Your task:
The listing below should be printed exactly, every line of it. Skip the pictures.

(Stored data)
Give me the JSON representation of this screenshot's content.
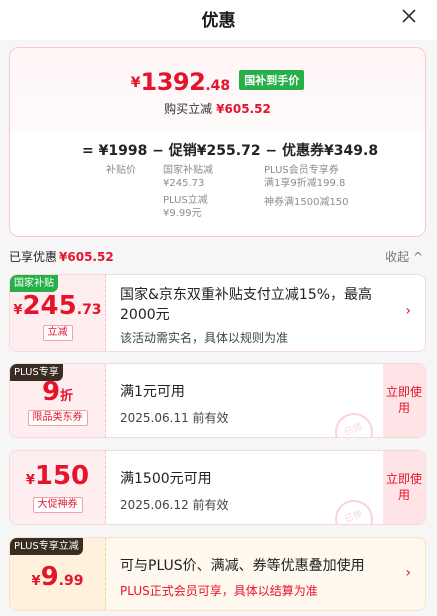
{
  "header": {
    "title": "优惠"
  },
  "price_card": {
    "currency": "¥",
    "final_int": "1392",
    "final_dec": ".48",
    "tag": "国补到手价",
    "save_label": "购买立减",
    "save_amount": "¥605.52",
    "formula": "= ¥1998 − 促销¥255.72 − 优惠券¥349.8",
    "sub_base": "补贴价",
    "sub_promo_1": "国家补贴减",
    "sub_promo_1_amt": "¥245.73",
    "sub_promo_2": "PLUS立减",
    "sub_promo_2_amt": "¥9.99元",
    "sub_coupon_1": "PLUS会员专享券",
    "sub_coupon_1_amt": "满1享9折减199.8",
    "sub_coupon_2": "神券满1500减150"
  },
  "enjoyed": {
    "label": "已享优惠",
    "amount": "¥605.52",
    "collapse": "收起 ^"
  },
  "coupons": [
    {
      "badge": "国家补贴",
      "badge_color": "#27b048",
      "currency": "¥",
      "big": "245",
      "dec": ".73",
      "label": "立减",
      "text": "国家&京东双重补贴支付立减15%，最高2000元",
      "sub": "该活动需实名，具体以规则为准",
      "action": "›"
    },
    {
      "badge": "PLUS专享",
      "badge_color": "#3a2c23",
      "big": "9",
      "unit": "折",
      "label": "限品类东券",
      "text": "满1元可用",
      "sub": "2025.06.11 前有效",
      "action": "立即使用",
      "stamp": "已领"
    },
    {
      "badge": "",
      "currency": "¥",
      "big": "150",
      "label": "大促神券",
      "text": "满1500元可用",
      "sub": "2025.06.12 前有效",
      "action": "立即使用",
      "stamp": "已领"
    },
    {
      "badge": "PLUS专享立减",
      "badge_color": "#3a2c23",
      "currency": "¥",
      "big": "9",
      "dec": ".99",
      "text": "可与PLUS价、满减、券等优惠叠加使用",
      "sub": "PLUS正式会员可享，具体以结算为准",
      "action": "›"
    }
  ],
  "colors": {
    "accent": "#e4142d",
    "green": "#27b048",
    "card_pink": "#ffeef0"
  }
}
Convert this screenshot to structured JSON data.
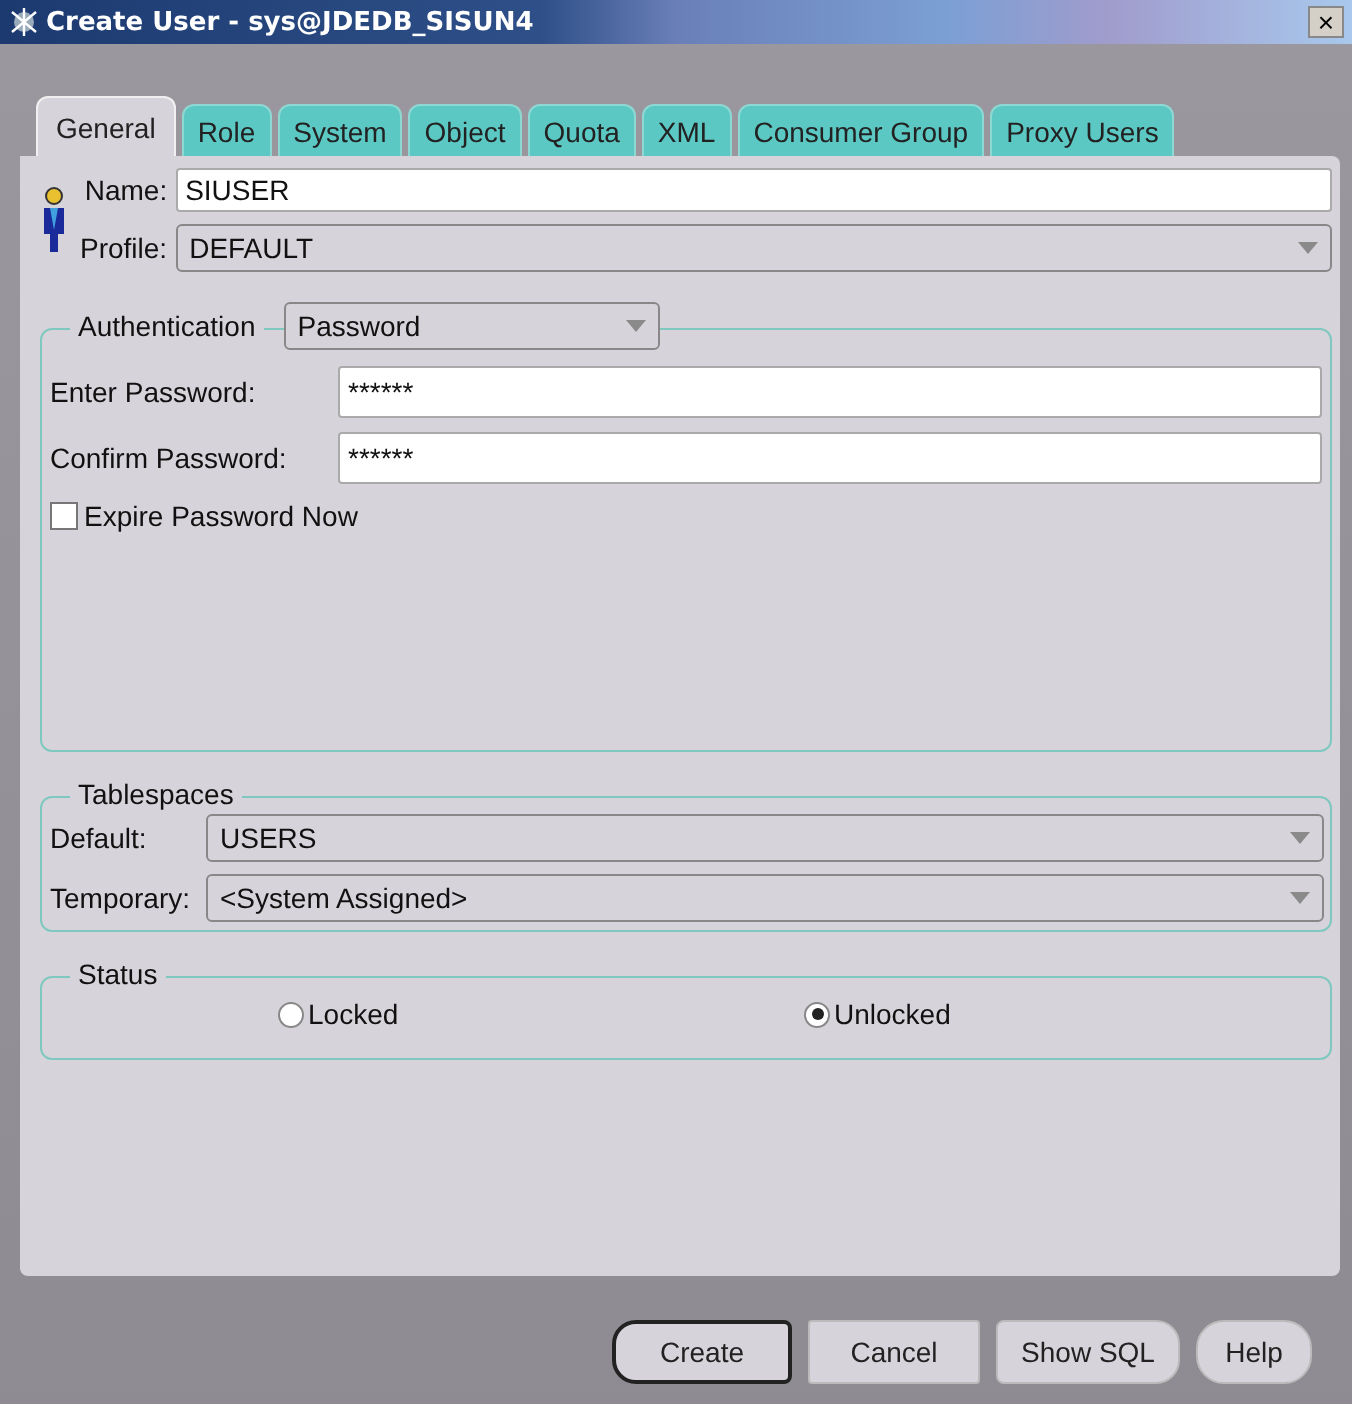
{
  "window": {
    "title": "Create User - sys@JDEDB_SISUN4",
    "close": "×"
  },
  "tabs": [
    {
      "label": "General",
      "selected": true
    },
    {
      "label": "Role",
      "selected": false
    },
    {
      "label": "System",
      "selected": false
    },
    {
      "label": "Object",
      "selected": false
    },
    {
      "label": "Quota",
      "selected": false
    },
    {
      "label": "XML",
      "selected": false
    },
    {
      "label": "Consumer Group",
      "selected": false
    },
    {
      "label": "Proxy Users",
      "selected": false
    }
  ],
  "user": {
    "name_label": "Name:",
    "name_value": "SIUSER",
    "profile_label": "Profile:",
    "profile_value": "DEFAULT"
  },
  "authentication": {
    "legend": "Authentication",
    "method": "Password",
    "fields": [
      {
        "label": "Enter Password:",
        "value": "******"
      },
      {
        "label": "Confirm Password:",
        "value": "******"
      }
    ],
    "expire": {
      "label": "Expire Password Now",
      "checked": false
    }
  },
  "tablespaces": {
    "legend": "Tablespaces",
    "fields": [
      {
        "label": "Default:",
        "value": "USERS"
      },
      {
        "label": "Temporary:",
        "value": "<System Assigned>"
      }
    ]
  },
  "status": {
    "legend": "Status",
    "options": [
      {
        "label": "Locked",
        "selected": false
      },
      {
        "label": "Unlocked",
        "selected": true
      }
    ]
  },
  "buttons": [
    {
      "label": "Create",
      "default": true
    },
    {
      "label": "Cancel",
      "default": false
    },
    {
      "label": "Show SQL",
      "default": false
    },
    {
      "label": "Help",
      "default": false
    }
  ]
}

Task answer:
Give me the JSON representation of this screenshot's content.
{
  "header": {
    "title": "优惠"
  },
  "price_card": {
    "currency": "¥",
    "final_int": "1392",
    "final_dec": ".48",
    "tag": "国补到手价",
    "save_label": "购买立减",
    "save_amount": "¥605.52",
    "formula": "= ¥1998 − 促销¥255.72 − 优惠券¥349.8",
    "sub_base": "补贴价",
    "sub_promo_1": "国家补贴减",
    "sub_promo_1_amt": "¥245.73",
    "sub_promo_2": "PLUS立减",
    "sub_promo_2_amt": "¥9.99元",
    "sub_coupon_1": "PLUS会员专享券",
    "sub_coupon_1_amt": "满1享9折减199.8",
    "sub_coupon_2": "神券满1500减150"
  },
  "enjoyed": {
    "label": "已享优惠",
    "amount": "¥605.52",
    "collapse": "收起 ^"
  },
  "coupons": [
    {
      "badge": "国家补贴",
      "badge_color": "#27b048",
      "currency": "¥",
      "big": "245",
      "dec": ".73",
      "label": "立减",
      "text": "国家&京东双重补贴支付立减15%，最高2000元",
      "sub": "该活动需实名，具体以规则为准",
      "action": "›"
    },
    {
      "badge": "PLUS专享",
      "badge_color": "#3a2c23",
      "big": "9",
      "unit": "折",
      "label": "限品类东券",
      "text": "满1元可用",
      "sub": "2025.06.11 前有效",
      "action": "立即使用",
      "stamp": "已领"
    },
    {
      "badge": "",
      "currency": "¥",
      "big": "150",
      "label": "大促神券",
      "text": "满1500元可用",
      "sub": "2025.06.12 前有效",
      "action": "立即使用",
      "stamp": "已领"
    },
    {
      "badge": "PLUS专享立减",
      "badge_color": "#3a2c23",
      "currency": "¥",
      "big": "9",
      "dec": ".99",
      "text": "可与PLUS价、满减、券等优惠叠加使用",
      "sub": "PLUS正式会员可享，具体以结算为准",
      "action": "›"
    }
  ],
  "colors": {
    "accent": "#e4142d",
    "green": "#27b048",
    "card_pink": "#ffeef0"
  }
}
Convert this screenshot to structured JSON data.
{
  "window": {
    "title": "Create User - sys@JDEDB_SISUN4",
    "close": "×"
  },
  "tabs": [
    {
      "label": "General",
      "selected": true
    },
    {
      "label": "Role",
      "selected": false
    },
    {
      "label": "System",
      "selected": false
    },
    {
      "label": "Object",
      "selected": false
    },
    {
      "label": "Quota",
      "selected": false
    },
    {
      "label": "XML",
      "selected": false
    },
    {
      "label": "Consumer Group",
      "selected": false
    },
    {
      "label": "Proxy Users",
      "selected": false
    }
  ],
  "user": {
    "name_label": "Name:",
    "name_value": "SIUSER",
    "profile_label": "Profile:",
    "profile_value": "DEFAULT"
  },
  "authentication": {
    "legend": "Authentication",
    "method": "Password",
    "fields": [
      {
        "label": "Enter Password:",
        "value": "******"
      },
      {
        "label": "Confirm Password:",
        "value": "******"
      }
    ],
    "expire": {
      "label": "Expire Password Now",
      "checked": false
    }
  },
  "tablespaces": {
    "legend": "Tablespaces",
    "fields": [
      {
        "label": "Default:",
        "value": "USERS"
      },
      {
        "label": "Temporary:",
        "value": "<System Assigned>"
      }
    ]
  },
  "status": {
    "legend": "Status",
    "options": [
      {
        "label": "Locked",
        "selected": false
      },
      {
        "label": "Unlocked",
        "selected": true
      }
    ]
  },
  "buttons": [
    {
      "label": "Create",
      "default": true
    },
    {
      "label": "Cancel",
      "default": false
    },
    {
      "label": "Show SQL",
      "default": false
    },
    {
      "label": "Help",
      "default": false
    }
  ]
}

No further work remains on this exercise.